**Request**:
Reproduce word for word the entire passage below on whether receivables qualify as essential capital goods during the stay period.

**Text to read**:
------------------------

This legal provision deals with debt claims that are not subject to judicial organization, including those with a fiduciary guarantee. The final part of the article states that, during the 180 days of the stay period (article 6 of the LRF), capital goods essential to the debtor’s activity may not be removed.

The question of the essentiality of the goods in specific cases inevitably gave way to a discussion regarding the possibility of classifying receivables as capital goods, the possession of which should be assigned to debtor during the stay period by virtue of said provision.

Although the STJ has previously stated that receivables cannot be considered essential assets, the discussion was further elaborated in the special appeal in question (1.758.746/GO). The concept of essential capital goods was analyzed, and whether or not receivables could be included within it, given that this prohibition appears in the final part of article 49, paragraph 3, of the LRF, which served as a basis for companies in judicial reorganization to petition to the Judiciary to suspend bank freezes.

In summary, the appellants' petitions for “canceling bank freezes" lodged in judicial reorganizations were based on the need to maintain the source of production, the employment of workers, and the interests of creditors, which, in theory, would require the financial resources to be given as collateral via a fiduciary assignment to remain with the company under judicial reorganization to give it strength to overcome the crisis.

------------------------

**Records**:
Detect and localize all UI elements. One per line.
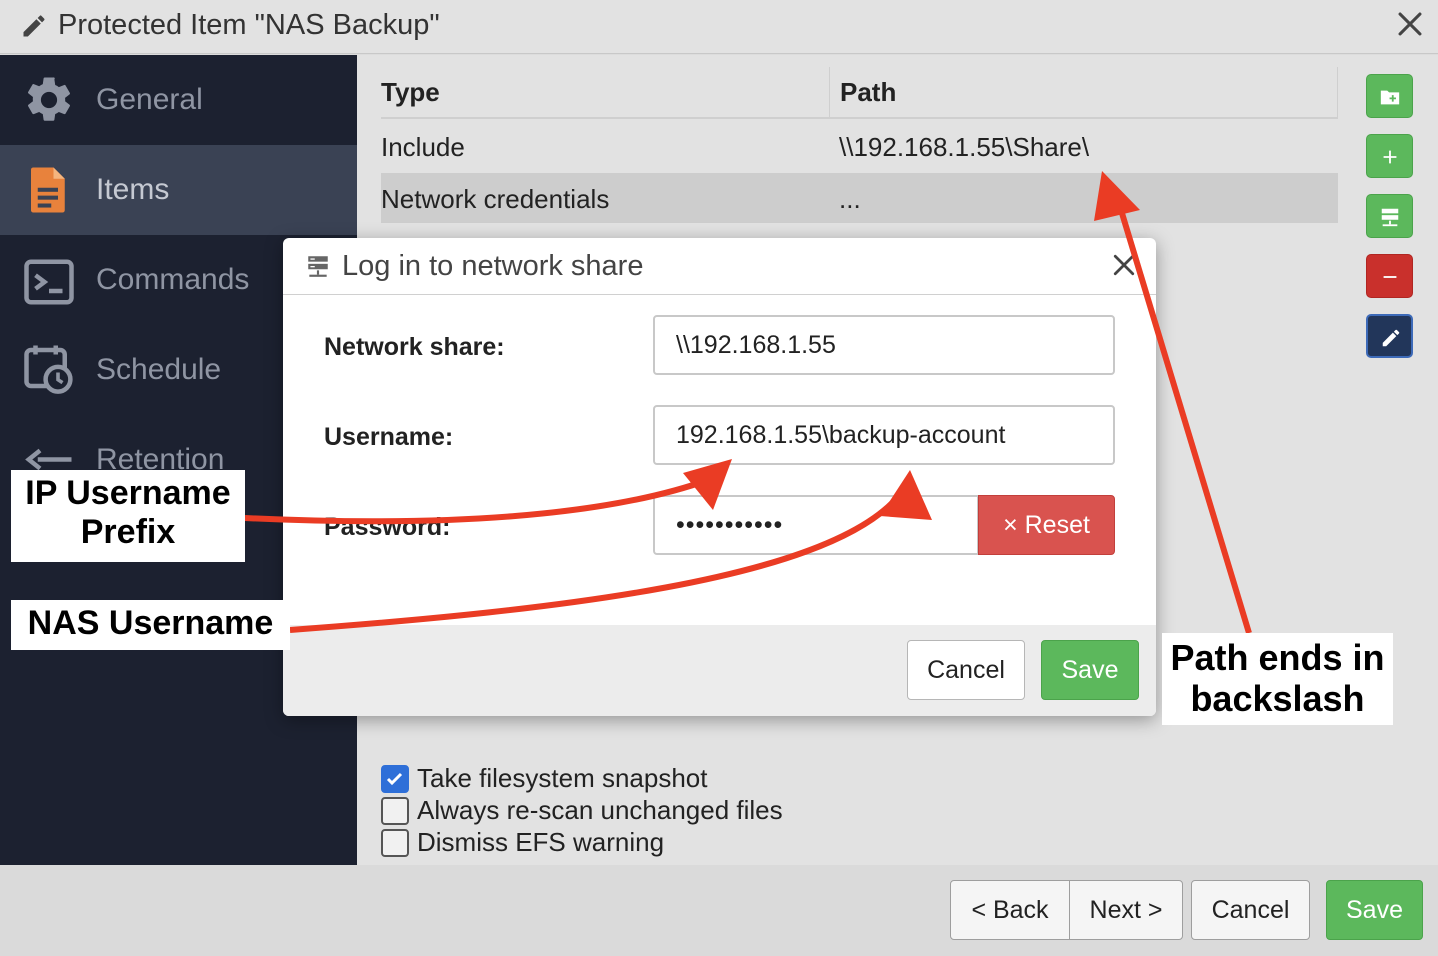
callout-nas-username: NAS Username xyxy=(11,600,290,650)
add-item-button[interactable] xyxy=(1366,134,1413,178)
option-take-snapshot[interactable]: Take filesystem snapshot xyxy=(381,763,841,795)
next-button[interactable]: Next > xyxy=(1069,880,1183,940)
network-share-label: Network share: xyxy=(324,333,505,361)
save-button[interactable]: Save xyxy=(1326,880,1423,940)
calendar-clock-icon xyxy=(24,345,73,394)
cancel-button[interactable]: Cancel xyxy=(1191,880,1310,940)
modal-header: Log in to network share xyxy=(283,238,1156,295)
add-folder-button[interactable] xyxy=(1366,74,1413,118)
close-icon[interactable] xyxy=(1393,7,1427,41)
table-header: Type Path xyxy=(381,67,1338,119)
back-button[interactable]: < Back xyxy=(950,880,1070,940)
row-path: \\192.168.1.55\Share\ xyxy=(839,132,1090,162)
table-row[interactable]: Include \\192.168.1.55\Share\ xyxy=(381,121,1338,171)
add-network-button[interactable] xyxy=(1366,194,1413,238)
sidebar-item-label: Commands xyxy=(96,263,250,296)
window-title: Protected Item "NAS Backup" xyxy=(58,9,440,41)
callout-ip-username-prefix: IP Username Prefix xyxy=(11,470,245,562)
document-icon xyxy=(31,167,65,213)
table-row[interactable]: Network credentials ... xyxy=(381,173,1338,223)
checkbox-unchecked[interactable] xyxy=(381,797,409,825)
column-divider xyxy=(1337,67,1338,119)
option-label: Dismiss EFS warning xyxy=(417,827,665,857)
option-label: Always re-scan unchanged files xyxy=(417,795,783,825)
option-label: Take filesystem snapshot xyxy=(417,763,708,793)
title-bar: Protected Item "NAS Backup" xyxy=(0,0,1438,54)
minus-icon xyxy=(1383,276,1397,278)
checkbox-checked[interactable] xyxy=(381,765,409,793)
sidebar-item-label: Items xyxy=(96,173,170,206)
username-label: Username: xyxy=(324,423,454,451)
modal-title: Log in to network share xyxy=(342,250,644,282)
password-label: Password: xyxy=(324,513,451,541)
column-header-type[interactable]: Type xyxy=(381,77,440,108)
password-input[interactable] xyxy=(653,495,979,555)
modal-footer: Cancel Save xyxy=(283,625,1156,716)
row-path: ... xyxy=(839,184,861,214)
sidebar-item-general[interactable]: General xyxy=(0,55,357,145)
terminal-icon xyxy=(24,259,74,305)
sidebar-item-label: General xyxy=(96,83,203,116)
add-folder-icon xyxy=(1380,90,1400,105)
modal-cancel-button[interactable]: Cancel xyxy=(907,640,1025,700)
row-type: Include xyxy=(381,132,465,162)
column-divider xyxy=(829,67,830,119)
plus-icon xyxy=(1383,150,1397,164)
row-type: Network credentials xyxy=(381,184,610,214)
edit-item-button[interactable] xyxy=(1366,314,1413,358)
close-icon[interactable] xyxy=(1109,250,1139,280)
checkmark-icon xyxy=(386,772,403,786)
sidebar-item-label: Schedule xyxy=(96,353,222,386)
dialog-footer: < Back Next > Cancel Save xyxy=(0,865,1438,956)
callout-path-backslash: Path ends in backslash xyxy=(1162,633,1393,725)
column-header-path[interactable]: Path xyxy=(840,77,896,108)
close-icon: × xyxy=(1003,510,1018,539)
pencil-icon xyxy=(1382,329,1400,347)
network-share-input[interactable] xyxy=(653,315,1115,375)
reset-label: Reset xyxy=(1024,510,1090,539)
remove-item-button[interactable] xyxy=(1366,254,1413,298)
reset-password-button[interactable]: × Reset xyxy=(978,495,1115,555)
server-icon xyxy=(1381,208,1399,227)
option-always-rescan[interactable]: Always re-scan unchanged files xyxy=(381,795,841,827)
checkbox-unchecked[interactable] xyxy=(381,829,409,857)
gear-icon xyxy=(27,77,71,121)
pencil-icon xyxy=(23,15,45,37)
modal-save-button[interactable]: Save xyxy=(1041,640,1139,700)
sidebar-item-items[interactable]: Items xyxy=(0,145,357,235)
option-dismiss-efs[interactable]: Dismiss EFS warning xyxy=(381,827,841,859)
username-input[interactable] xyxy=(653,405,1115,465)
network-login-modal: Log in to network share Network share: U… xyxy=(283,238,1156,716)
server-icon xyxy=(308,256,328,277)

------------------------

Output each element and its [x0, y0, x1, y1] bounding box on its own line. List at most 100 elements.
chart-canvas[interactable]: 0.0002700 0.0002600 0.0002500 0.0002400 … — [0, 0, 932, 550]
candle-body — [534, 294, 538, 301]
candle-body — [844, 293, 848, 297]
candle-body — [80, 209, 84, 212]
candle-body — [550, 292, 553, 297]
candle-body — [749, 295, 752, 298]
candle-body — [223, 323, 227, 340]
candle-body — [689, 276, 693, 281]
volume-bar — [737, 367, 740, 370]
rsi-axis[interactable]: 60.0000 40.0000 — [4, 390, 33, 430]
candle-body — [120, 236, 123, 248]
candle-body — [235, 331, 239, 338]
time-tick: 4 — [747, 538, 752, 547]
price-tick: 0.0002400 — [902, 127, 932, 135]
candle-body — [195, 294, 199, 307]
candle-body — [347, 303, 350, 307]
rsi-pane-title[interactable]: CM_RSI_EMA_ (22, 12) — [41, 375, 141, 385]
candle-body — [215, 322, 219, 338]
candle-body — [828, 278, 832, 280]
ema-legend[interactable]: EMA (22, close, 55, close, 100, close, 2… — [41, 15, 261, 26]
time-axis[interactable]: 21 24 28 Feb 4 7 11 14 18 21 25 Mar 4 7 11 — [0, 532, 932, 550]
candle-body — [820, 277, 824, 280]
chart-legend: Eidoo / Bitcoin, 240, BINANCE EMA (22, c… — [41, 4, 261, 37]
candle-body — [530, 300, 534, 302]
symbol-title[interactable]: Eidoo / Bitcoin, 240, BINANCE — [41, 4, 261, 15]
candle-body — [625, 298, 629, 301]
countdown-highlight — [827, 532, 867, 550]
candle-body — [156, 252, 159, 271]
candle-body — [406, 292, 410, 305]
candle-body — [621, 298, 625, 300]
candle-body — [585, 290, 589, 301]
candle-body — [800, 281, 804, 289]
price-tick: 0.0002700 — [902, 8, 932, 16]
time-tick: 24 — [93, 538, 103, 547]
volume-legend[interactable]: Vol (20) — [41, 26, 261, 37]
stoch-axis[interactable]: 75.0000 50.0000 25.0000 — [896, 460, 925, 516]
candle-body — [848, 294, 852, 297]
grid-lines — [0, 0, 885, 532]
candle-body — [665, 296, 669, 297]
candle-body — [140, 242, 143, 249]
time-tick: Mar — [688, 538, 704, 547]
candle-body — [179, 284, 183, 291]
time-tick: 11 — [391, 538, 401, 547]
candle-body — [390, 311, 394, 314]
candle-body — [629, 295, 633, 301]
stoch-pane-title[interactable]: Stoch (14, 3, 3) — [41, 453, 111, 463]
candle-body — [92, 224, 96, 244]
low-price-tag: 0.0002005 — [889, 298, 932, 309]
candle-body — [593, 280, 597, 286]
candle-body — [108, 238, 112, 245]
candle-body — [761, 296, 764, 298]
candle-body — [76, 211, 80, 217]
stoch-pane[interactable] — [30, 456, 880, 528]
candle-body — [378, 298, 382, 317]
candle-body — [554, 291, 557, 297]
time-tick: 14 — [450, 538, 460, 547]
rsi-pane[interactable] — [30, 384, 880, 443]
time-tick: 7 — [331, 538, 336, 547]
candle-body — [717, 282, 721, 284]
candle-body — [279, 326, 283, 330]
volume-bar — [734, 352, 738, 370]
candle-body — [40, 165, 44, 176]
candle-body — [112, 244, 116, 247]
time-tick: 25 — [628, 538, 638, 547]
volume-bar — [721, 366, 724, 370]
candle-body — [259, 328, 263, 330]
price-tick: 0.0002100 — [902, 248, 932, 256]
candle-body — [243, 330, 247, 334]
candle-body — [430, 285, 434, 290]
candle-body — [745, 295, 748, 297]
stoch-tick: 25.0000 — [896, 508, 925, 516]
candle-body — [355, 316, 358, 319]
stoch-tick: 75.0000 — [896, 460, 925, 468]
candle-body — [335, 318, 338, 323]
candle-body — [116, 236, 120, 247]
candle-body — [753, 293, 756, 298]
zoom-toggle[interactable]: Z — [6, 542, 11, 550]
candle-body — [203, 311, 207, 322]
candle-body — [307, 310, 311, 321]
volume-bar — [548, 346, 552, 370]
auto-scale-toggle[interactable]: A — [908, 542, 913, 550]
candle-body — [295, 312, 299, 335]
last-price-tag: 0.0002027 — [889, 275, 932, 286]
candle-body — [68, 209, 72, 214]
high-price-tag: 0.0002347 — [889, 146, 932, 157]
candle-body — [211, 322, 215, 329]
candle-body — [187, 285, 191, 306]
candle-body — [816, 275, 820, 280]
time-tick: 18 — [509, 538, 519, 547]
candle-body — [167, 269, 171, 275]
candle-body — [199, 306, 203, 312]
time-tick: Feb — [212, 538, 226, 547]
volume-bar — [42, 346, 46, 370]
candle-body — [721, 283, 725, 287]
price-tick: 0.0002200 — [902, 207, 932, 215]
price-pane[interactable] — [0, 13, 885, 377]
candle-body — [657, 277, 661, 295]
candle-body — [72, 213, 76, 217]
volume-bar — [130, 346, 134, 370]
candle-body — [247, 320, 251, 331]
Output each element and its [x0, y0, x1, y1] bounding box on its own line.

------------------------

**Output of the task**:
This legal provision deals with debt claims that are not subject to judicial organization, including those with a fiduciary guarantee. The final part of the article states that, during the 180 days of the stay period (article 6 of the LRF), capital goods essential to the debtor’s activity may not be removed.

The question of the essentiality of the goods in specific cases inevitably gave way to a discussion regarding the possibility of classifying receivables as capital goods, the possession of which should be assigned to debtor during the stay period by virtue of said provision.

Although the STJ has previously stated that receivables cannot be considered essential assets, the discussion was further elaborated in the special appeal in question (1.758.746/GO). The concept of essential capital goods was analyzed, and whether or not receivables could be included within it, given that this prohibition appears in the final part of article 49, paragraph 3, of the LRF, which served as a basis for companies in judicial reorganization to petition to the Judiciary to suspend bank freezes.

In summary, the appellants' petitions for “canceling bank freezes" lodged in judicial reorganizations were based on the need to maintain the source of production, the employment of workers, and the interests of creditors, which, in theory, would require the financial resources to be given as collateral via a fiduciary assignment to remain with the company under judicial reorganization to give it strength to overcome the crisis.